_Task to complete_:
Count the lines in the records below that contain the word "this", and give only that number.

_Excerpted data_:

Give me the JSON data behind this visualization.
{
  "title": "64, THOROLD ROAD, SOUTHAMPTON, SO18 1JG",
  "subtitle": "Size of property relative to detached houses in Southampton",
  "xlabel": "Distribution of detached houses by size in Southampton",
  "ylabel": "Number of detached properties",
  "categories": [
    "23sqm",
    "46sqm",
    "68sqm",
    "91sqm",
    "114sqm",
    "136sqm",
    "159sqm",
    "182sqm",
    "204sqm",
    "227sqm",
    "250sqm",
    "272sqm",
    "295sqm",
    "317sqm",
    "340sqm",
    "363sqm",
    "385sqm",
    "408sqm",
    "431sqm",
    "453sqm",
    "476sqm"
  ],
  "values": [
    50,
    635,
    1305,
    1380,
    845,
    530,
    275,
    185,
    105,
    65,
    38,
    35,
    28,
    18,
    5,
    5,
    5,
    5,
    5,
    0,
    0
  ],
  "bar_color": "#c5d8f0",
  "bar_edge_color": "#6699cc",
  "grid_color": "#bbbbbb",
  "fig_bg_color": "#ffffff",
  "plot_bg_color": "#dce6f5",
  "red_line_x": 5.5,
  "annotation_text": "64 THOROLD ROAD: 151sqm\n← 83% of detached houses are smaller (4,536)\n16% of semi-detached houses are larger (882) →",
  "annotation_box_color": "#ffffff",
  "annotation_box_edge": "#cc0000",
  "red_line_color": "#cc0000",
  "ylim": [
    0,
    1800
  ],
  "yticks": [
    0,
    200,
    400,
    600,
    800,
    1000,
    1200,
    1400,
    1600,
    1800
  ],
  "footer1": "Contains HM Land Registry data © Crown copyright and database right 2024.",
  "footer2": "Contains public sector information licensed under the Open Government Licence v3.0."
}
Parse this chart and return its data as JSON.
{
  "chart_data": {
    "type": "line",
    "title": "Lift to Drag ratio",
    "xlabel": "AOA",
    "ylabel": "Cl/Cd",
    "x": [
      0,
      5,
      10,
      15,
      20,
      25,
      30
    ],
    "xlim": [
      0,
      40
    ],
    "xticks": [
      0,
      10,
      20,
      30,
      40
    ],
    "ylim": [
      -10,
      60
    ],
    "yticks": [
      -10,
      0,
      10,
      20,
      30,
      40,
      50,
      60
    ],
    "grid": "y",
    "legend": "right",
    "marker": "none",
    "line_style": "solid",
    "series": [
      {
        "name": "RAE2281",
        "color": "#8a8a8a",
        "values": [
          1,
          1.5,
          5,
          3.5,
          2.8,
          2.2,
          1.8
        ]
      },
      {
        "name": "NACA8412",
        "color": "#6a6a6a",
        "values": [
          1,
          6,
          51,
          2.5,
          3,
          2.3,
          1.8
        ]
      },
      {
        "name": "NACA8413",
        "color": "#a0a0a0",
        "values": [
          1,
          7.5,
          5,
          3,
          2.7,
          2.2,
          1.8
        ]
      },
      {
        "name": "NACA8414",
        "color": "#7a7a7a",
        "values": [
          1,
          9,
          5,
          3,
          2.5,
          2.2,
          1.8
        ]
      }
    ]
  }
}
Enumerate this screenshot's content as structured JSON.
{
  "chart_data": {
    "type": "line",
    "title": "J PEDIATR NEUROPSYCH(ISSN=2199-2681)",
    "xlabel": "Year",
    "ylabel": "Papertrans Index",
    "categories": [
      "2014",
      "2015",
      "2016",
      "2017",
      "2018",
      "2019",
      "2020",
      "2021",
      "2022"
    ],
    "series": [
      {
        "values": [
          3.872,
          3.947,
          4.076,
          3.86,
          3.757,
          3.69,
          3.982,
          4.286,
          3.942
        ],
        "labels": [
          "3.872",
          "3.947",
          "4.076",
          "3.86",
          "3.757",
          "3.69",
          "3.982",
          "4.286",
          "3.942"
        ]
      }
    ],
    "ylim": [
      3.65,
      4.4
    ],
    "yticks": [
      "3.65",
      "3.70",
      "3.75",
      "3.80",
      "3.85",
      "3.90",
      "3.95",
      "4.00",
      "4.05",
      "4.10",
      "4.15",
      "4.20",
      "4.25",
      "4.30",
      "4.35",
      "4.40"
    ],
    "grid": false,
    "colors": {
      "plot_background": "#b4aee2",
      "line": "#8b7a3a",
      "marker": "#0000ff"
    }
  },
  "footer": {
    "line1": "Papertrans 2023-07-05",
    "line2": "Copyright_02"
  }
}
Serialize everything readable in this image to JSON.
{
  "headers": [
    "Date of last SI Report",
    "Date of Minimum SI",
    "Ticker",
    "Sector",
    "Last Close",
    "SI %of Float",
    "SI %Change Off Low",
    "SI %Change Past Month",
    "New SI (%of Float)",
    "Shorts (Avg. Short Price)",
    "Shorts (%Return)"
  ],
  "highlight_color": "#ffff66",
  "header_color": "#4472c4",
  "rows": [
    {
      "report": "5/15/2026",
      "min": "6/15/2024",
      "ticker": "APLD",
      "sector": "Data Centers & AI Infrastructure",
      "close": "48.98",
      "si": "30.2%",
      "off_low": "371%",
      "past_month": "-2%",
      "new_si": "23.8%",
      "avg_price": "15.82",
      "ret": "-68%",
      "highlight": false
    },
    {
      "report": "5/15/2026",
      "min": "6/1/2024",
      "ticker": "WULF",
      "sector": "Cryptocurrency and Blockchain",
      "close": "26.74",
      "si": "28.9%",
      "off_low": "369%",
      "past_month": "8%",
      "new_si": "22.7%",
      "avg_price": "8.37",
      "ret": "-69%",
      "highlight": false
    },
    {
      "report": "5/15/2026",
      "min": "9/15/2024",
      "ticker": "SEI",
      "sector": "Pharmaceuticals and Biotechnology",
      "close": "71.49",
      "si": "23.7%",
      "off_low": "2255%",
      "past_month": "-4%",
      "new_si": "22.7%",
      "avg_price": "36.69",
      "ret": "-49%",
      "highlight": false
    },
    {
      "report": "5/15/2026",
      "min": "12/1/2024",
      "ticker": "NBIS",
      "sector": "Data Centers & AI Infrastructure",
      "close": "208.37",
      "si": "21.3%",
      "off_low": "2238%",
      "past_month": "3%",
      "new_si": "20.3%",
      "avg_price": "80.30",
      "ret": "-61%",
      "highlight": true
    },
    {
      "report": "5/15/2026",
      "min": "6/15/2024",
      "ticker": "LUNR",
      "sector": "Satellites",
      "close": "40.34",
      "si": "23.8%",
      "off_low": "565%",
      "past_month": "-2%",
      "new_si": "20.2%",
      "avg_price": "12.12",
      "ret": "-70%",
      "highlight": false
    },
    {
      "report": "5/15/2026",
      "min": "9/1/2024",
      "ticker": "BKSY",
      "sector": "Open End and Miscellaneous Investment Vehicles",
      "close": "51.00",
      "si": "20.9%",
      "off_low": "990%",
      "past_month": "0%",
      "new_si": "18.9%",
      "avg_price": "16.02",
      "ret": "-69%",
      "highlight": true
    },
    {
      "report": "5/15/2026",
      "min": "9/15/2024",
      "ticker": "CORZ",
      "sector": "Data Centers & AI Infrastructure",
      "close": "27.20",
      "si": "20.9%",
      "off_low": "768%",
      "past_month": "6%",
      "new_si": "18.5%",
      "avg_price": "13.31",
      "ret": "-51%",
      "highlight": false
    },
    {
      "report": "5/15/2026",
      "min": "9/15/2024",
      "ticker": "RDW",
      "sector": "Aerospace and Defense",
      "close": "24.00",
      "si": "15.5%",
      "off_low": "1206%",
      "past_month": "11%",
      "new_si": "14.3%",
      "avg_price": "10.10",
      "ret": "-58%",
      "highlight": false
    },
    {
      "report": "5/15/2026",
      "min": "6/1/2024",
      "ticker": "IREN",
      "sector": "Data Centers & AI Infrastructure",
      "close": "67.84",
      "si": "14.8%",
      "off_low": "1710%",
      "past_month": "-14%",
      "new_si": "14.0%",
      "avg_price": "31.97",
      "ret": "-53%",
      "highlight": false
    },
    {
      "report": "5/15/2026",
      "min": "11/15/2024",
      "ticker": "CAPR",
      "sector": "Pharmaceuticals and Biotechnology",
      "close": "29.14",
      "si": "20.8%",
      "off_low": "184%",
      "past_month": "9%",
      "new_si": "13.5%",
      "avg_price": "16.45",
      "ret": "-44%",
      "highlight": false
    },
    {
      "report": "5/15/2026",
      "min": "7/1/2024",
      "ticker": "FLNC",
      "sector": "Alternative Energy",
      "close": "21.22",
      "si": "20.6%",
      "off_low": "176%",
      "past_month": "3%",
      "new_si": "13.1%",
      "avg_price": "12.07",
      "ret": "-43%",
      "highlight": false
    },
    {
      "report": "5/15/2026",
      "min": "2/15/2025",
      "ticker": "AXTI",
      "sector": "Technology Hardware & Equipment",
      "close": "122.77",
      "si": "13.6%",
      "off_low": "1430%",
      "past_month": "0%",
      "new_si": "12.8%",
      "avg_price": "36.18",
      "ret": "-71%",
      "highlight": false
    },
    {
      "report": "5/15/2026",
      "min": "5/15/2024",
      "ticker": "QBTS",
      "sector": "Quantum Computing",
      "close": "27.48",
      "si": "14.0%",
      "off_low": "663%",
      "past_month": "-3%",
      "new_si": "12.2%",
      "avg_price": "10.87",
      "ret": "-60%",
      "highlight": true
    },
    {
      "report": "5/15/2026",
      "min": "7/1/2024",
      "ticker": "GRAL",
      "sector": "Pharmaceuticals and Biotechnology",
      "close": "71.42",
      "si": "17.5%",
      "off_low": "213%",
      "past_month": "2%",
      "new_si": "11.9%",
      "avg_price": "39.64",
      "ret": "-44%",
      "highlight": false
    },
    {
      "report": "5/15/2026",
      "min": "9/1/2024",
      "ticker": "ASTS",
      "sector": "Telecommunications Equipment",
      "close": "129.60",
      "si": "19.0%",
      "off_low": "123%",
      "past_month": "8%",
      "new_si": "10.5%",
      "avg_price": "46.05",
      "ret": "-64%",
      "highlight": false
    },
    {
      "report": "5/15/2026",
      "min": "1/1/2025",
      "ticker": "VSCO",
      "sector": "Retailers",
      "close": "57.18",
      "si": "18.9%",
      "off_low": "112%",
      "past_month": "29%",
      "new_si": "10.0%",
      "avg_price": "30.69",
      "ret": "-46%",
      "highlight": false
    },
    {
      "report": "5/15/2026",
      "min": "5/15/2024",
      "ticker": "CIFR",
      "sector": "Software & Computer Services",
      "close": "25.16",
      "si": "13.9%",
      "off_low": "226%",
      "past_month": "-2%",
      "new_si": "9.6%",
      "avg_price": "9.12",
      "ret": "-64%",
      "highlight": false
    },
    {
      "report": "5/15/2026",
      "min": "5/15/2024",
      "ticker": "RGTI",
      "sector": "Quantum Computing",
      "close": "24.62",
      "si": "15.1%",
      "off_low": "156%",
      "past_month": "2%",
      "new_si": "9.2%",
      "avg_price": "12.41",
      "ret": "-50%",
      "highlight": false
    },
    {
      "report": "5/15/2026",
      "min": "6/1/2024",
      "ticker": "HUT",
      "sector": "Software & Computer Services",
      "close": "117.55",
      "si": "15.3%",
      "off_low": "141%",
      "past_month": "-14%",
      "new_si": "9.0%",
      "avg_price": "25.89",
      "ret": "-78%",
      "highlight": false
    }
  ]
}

_Answer in full_:
4